- Goal of the exercise -
Please output these lines exactly as they appear, every one of them, with nothing changed.

(Element region listings)
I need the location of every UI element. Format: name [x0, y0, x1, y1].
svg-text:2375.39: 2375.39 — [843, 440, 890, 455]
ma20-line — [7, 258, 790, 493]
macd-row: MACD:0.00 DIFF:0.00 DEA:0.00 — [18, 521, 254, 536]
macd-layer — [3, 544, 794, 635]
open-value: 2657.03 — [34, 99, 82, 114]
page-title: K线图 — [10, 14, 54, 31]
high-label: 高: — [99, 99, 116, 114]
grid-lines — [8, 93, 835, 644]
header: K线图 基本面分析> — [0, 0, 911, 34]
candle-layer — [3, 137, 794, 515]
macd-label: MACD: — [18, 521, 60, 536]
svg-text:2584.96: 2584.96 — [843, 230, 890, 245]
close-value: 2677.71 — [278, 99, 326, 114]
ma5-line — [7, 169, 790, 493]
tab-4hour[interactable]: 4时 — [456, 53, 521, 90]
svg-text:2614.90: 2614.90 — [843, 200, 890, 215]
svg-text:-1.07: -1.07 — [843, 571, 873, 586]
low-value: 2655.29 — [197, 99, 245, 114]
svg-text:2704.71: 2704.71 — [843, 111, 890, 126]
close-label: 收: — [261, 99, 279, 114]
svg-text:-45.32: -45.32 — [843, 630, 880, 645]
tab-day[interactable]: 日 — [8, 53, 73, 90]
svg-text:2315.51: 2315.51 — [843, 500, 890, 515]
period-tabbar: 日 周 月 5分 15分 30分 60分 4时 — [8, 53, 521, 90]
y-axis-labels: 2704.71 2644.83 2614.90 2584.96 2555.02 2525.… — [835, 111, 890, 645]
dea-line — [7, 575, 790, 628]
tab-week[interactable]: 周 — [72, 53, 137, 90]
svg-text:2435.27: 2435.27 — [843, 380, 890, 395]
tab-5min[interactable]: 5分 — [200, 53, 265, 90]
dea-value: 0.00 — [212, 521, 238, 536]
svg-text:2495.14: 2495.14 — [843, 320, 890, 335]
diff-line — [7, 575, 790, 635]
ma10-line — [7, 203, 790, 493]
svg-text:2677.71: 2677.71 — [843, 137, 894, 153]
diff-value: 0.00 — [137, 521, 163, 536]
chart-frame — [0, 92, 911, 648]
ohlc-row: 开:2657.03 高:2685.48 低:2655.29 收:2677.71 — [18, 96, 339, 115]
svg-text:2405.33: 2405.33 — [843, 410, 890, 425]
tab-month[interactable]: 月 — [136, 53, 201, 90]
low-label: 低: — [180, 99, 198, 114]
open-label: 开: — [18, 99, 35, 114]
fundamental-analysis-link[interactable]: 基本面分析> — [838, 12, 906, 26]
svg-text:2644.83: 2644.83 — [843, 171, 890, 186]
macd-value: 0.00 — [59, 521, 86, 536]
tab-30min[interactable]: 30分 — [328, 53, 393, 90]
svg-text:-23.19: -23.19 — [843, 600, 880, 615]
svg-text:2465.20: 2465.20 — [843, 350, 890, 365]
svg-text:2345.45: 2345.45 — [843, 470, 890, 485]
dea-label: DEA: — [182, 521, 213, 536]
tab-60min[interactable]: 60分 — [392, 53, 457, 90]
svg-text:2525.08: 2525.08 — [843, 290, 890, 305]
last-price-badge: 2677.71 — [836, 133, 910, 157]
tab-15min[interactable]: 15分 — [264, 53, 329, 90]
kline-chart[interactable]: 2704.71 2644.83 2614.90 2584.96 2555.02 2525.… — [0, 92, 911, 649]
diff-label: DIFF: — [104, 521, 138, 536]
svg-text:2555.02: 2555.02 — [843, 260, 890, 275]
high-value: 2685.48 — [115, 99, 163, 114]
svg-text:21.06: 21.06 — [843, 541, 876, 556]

- Complete response -
I need the location of every UI element. Format: name [x0, y0, x1, y1].
svg-text:2375.39: 2375.39 — [843, 440, 890, 455]
ma20-line — [7, 258, 790, 493]
macd-row: MACD:0.00 DIFF:0.00 DEA:0.00 — [18, 521, 254, 536]
macd-layer — [3, 544, 794, 635]
open-value: 2657.03 — [34, 99, 82, 114]
page-title: K线图 — [10, 14, 54, 31]
high-label: 高: — [99, 99, 116, 114]
grid-lines — [8, 93, 835, 644]
header: K线图 基本面分析> — [0, 0, 911, 34]
candle-layer — [3, 137, 794, 515]
macd-label: MACD: — [18, 521, 60, 536]
svg-text:2584.96: 2584.96 — [843, 230, 890, 245]
close-value: 2677.71 — [278, 99, 326, 114]
ma5-line — [7, 169, 790, 493]
tab-4hour[interactable]: 4时 — [456, 53, 521, 90]
svg-text:2614.90: 2614.90 — [843, 200, 890, 215]
svg-text:-1.07: -1.07 — [843, 571, 873, 586]
low-value: 2655.29 — [197, 99, 245, 114]
svg-text:2704.71: 2704.71 — [843, 111, 890, 126]
close-label: 收: — [261, 99, 279, 114]
svg-text:-45.32: -45.32 — [843, 630, 880, 645]
tab-day[interactable]: 日 — [8, 53, 73, 90]
svg-text:2315.51: 2315.51 — [843, 500, 890, 515]
period-tabbar: 日 周 月 5分 15分 30分 60分 4时 — [8, 53, 521, 90]
y-axis-labels: 2704.71 2644.83 2614.90 2584.96 2555.02 2525.… — [835, 111, 890, 645]
dea-line — [7, 575, 790, 628]
tab-week[interactable]: 周 — [72, 53, 137, 90]
svg-text:2435.27: 2435.27 — [843, 380, 890, 395]
tab-5min[interactable]: 5分 — [200, 53, 265, 90]
dea-value: 0.00 — [212, 521, 238, 536]
svg-text:2495.14: 2495.14 — [843, 320, 890, 335]
diff-line — [7, 575, 790, 635]
ma10-line — [7, 203, 790, 493]
svg-text:2677.71: 2677.71 — [843, 137, 894, 153]
diff-value: 0.00 — [137, 521, 163, 536]
chart-frame — [0, 92, 911, 648]
ohlc-row: 开:2657.03 高:2685.48 低:2655.29 收:2677.71 — [18, 96, 339, 115]
svg-text:2405.33: 2405.33 — [843, 410, 890, 425]
tab-month[interactable]: 月 — [136, 53, 201, 90]
low-label: 低: — [180, 99, 198, 114]
open-label: 开: — [18, 99, 35, 114]
fundamental-analysis-link[interactable]: 基本面分析> — [838, 12, 906, 26]
svg-text:2644.83: 2644.83 — [843, 171, 890, 186]
macd-value: 0.00 — [59, 521, 86, 536]
tab-30min[interactable]: 30分 — [328, 53, 393, 90]
svg-text:-23.19: -23.19 — [843, 600, 880, 615]
svg-text:2465.20: 2465.20 — [843, 350, 890, 365]
svg-text:2345.45: 2345.45 — [843, 470, 890, 485]
dea-label: DEA: — [182, 521, 213, 536]
tab-60min[interactable]: 60分 — [392, 53, 457, 90]
svg-text:2525.08: 2525.08 — [843, 290, 890, 305]
last-price-badge: 2677.71 — [836, 133, 910, 157]
tab-15min[interactable]: 15分 — [264, 53, 329, 90]
kline-chart[interactable]: 2704.71 2644.83 2614.90 2584.96 2555.02 2525.… — [0, 92, 911, 649]
diff-label: DIFF: — [104, 521, 138, 536]
svg-text:2555.02: 2555.02 — [843, 260, 890, 275]
high-value: 2685.48 — [115, 99, 163, 114]
svg-text:21.06: 21.06 — [843, 541, 876, 556]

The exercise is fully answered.